▸ **What is asked**
1. In the write-up on the DAX holiday-date solution, which function assembles the year, month and day values for specific dates such as January 1?
2. Continue the write-up on the DAX holiday-date solution from its last sentence.

When I formulated this first problem, I had no idea that there would be as many creative ways to solve it as you all found. Here’s how I went about it…
In the YouTube solution video that I did for this problem, I discussed in some detail the general approach I take in solving these types of complex problems, focusing on the following three techniques that you can apply to almost any DAX problem:
- “Rubberducking” (and introducing William the Debugging Duck) - verbally articulating your general strategy before diving into coding
- Solving in Parts - structuring your DAX so that you can test key components of your solution as you develop them to make sure they are working as expected
- Searching for Unknown Functions - how to locate DAX functions, when you know generally what you want the function to do but don’t know what function specifically performs that operation
OK, onto my specific solution. In formulating this solution, I focused on keeping it broadly applicable to any set of holiday data, and thus I broke the dates into three categories:
a) Specific Dates (e.g., January 1, December 25 of the selected year) - these were the simplest to deal with - just required harvesting the proper year, month and day values and assembling them using the DATE() function
b) Relative Dates on Specific Days (e.g., fourth Thursday in November) - my approach for these was to start with the MIN date from my Dates Table that matched the selected year, month and day, in this case starting with the first Thursday in November of the selected year, and then based on whether the occurrence was first, second, third or fourth adding 0, 7, 14 or 21 respectively to get to the proper week.
c) Relative Dates on Nonspecific Days (e.g., last Monday in May) -the approach above won’t work for these type of dates, since depending on the year there may be four or five Mondays in May. For this category, I just used the same approach above in b) used to calculate the MIN date, but instead calculated the MAX date.
In 1) above, I harvested the necessary year, month and day values
In 2) above, I broke the Holiday Day field into its two component parts, occurrence (e.g., Fourth) and Day (e.g., Thursday) using the SEARCH function to identify the position of the space between the words, and then the LEFT, MID and LEN text functions to work to the left and right of the space to capture each word individually into separate variables.
In 3) above, I calculated the MIN and MAX dates corresponding to the selected year, month and day.
In 4) above, I used a SWITCH( TRUE () ) construct to determine which category of dates (specific, relative on specific days, relative on nonspecific days) the given holiday information fell into and depending on the result of that evaluation applied the appropriate strategy to that date type as discussed above.

▸ **Stored data**
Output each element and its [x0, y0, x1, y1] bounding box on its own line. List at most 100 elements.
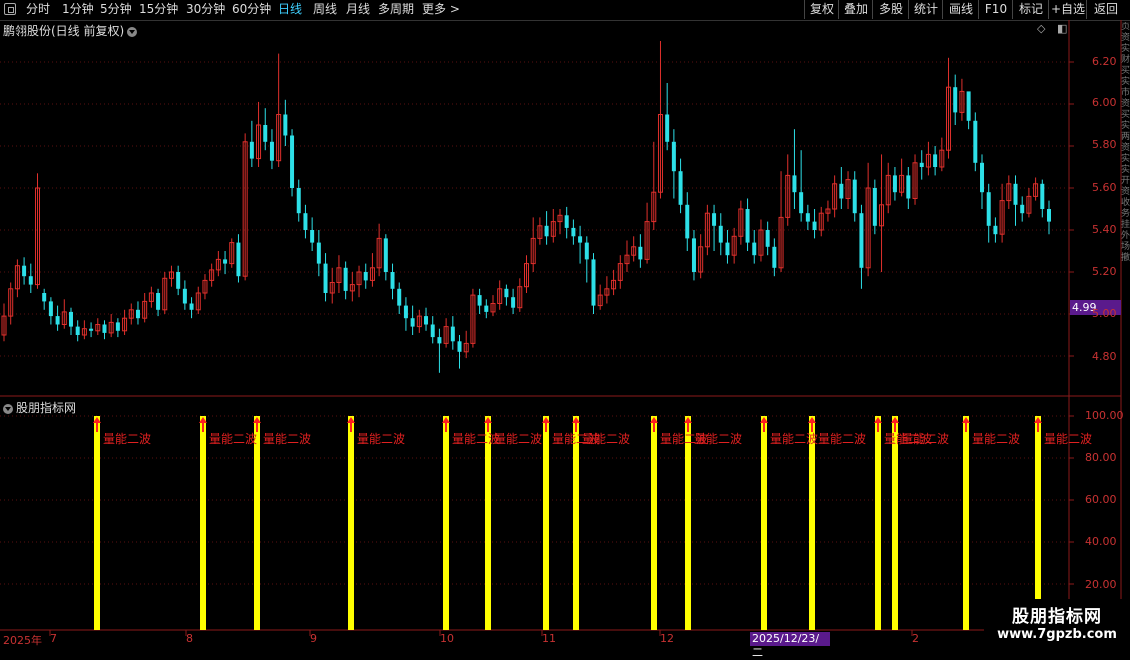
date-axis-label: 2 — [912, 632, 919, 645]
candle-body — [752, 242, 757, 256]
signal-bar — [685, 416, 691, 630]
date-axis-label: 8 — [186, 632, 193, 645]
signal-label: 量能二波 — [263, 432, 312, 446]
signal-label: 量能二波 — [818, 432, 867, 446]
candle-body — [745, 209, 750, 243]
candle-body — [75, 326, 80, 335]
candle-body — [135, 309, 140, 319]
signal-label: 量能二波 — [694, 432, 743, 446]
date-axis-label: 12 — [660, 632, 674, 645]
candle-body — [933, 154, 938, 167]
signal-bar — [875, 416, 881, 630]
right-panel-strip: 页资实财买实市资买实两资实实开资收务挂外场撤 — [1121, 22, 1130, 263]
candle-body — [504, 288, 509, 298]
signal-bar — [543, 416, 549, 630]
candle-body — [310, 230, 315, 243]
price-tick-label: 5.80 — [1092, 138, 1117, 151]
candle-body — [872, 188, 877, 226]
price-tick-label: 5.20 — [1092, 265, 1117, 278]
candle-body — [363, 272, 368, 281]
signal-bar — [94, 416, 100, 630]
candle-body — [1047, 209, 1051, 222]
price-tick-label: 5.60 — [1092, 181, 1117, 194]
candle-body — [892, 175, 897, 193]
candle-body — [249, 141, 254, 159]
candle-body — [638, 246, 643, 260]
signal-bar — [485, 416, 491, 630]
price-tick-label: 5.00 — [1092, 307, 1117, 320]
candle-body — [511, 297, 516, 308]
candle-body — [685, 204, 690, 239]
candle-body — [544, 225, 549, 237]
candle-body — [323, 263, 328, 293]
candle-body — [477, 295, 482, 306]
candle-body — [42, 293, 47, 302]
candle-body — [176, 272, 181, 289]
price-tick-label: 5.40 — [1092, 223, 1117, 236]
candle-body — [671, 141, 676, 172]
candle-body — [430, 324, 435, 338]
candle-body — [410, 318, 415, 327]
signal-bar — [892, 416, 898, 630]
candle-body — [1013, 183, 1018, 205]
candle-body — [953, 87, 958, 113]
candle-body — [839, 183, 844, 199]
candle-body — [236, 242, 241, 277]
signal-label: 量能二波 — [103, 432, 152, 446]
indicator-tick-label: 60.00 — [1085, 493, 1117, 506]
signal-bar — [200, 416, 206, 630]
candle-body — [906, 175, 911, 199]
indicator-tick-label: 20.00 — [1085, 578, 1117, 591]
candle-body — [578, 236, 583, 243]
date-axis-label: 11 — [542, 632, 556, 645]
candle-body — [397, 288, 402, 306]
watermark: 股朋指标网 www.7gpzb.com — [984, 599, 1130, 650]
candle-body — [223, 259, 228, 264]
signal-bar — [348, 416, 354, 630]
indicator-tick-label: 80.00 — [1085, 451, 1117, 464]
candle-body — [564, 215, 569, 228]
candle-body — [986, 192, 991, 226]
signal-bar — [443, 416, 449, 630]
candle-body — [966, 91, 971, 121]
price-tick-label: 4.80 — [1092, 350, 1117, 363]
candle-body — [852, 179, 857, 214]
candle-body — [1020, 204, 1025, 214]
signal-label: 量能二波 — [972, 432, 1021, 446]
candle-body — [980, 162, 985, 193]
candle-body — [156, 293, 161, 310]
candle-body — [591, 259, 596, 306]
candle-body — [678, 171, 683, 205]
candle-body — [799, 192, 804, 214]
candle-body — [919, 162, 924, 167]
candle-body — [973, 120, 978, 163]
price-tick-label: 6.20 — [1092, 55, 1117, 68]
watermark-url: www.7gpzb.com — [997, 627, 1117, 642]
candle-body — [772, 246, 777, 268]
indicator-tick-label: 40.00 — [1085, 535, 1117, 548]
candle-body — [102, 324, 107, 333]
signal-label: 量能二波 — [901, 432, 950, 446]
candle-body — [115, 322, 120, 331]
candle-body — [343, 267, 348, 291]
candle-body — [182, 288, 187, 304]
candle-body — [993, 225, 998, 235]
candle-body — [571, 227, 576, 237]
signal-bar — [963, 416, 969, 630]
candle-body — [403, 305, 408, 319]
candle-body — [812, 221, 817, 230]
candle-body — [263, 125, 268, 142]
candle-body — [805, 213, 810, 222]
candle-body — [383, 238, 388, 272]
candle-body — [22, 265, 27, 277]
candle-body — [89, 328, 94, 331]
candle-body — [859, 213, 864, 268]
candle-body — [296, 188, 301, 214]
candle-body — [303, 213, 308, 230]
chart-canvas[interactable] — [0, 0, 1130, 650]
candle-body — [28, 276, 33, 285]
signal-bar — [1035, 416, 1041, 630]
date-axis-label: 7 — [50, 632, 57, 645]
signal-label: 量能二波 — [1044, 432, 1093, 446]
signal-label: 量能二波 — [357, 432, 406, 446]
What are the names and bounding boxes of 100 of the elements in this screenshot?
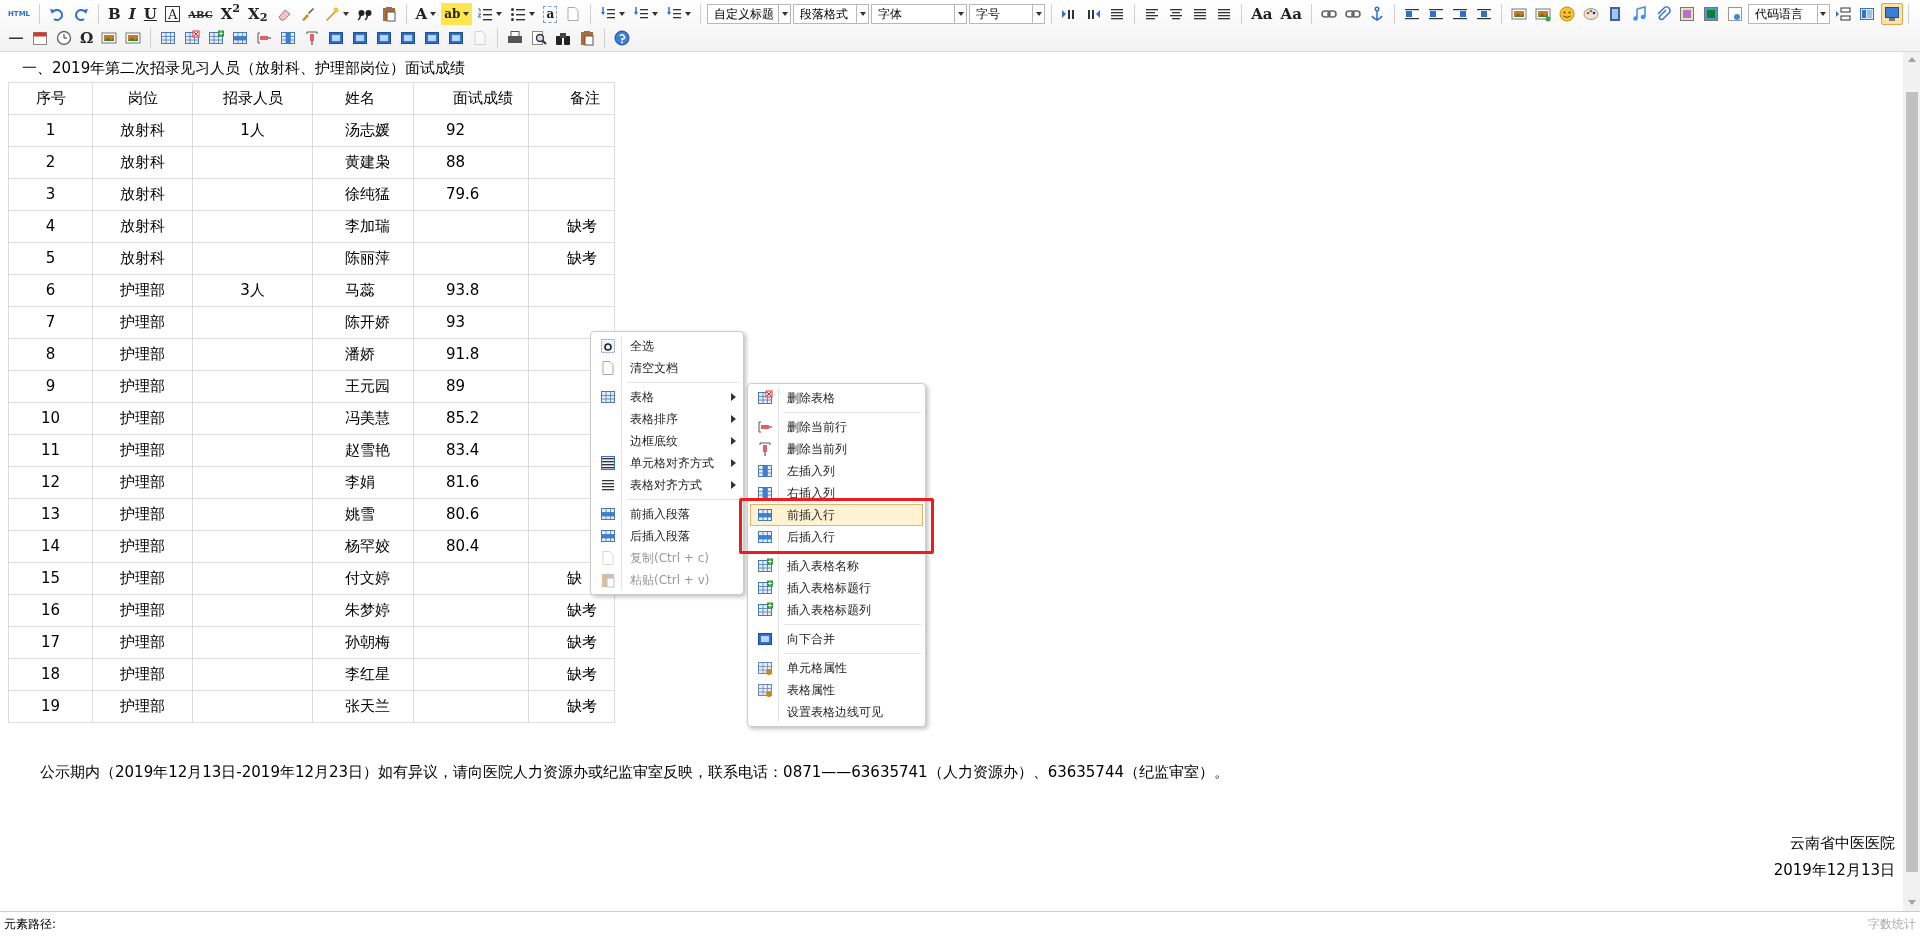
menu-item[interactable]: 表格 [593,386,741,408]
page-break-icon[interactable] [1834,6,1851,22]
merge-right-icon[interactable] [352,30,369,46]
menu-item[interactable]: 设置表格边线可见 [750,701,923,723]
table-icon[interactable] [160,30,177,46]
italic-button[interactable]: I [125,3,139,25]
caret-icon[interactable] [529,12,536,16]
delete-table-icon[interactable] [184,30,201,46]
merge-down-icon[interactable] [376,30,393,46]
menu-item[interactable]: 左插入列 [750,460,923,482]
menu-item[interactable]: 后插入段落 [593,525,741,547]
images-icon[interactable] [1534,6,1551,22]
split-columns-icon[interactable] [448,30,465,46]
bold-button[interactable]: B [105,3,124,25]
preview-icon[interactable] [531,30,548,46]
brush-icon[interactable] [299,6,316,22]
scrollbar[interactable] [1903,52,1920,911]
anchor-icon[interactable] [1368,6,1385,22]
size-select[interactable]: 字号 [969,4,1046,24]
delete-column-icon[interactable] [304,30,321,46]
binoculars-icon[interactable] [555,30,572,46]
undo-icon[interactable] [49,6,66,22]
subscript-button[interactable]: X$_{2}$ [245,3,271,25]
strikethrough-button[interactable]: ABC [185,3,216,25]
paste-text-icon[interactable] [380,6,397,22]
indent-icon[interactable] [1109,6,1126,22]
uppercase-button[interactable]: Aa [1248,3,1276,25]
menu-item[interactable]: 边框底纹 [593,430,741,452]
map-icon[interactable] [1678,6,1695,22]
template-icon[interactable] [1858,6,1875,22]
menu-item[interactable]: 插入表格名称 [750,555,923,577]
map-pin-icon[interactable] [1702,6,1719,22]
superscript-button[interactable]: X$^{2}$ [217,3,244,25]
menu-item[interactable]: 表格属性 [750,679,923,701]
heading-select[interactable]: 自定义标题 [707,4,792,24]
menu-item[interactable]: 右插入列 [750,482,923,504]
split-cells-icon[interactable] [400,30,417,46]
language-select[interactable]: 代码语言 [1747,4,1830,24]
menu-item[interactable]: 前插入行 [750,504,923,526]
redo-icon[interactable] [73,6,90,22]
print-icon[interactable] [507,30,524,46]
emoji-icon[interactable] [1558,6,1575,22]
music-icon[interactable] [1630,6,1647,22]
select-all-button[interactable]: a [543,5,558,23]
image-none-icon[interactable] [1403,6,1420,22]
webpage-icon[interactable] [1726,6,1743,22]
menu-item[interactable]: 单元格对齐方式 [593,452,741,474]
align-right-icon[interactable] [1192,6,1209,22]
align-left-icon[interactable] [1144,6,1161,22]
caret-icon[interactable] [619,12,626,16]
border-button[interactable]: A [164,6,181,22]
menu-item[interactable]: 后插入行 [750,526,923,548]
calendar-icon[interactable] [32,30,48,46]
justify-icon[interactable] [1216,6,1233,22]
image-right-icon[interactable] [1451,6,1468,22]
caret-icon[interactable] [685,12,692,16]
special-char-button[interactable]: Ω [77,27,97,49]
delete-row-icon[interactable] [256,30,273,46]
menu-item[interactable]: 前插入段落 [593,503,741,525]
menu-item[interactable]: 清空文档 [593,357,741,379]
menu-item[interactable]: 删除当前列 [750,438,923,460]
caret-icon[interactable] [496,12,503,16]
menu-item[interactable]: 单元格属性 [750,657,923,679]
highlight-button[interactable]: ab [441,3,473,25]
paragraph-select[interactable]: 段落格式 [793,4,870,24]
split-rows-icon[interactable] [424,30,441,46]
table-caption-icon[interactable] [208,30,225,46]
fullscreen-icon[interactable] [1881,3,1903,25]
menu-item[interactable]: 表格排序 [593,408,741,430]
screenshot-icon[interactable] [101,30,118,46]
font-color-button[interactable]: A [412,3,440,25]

▸ **Results by task**
1. The DATE() function.

2.
Once I got to that point, the Celebrated On measure was relatively easy to implement:
For the given Holiday Date, it just does a LOOKUPVALUE of the day on which that date falls, and then applies another SWITCH( ) statement to subtract a day if the day is a Saturday, add a day if the day is a Sunday, and return a blank otherwise.
Even if you took a different (and better…) approach, this hopefully provides a different and useful perspective on general strategies you can use to break down these types of problems.
While each of the solutions you posted had interesting elements definitely worthy of further discussion, there were specifically a couple that I did want to highlight here. @Rajesh’s first solution was truly a thing of beauty – 13 lines of DAX to solve the entire problem, and making perfect use of a technique I first saw from @AntrikshSharma that reduced the parsing of the text field from multiple variables in multiple lines to a single line using an ingenious application of the PATHITEM function.
While @Rajesh had the shortest solution, I also wanted to highlight the longest which was @quantumudit’s. What was really creative about this one was its flexibility in handling information that could be formatted/specified in a number of different ways. If you have a real-world application of this problem that deals with holiday data from multiple countries, I definitely recommend looking at his solution.
At this point, I wanted to open the discussion up and invite anyone to discuss their solution (at this point no summary hiding or spoiler alert structures needed), the thought process you employed to get to the answer, specific technical innovations you want to highlight, or any other element of this problem you want to talk about. In addition, I absolutely welcome feedback about this initiative in general and thoughts you have after going through the first problem.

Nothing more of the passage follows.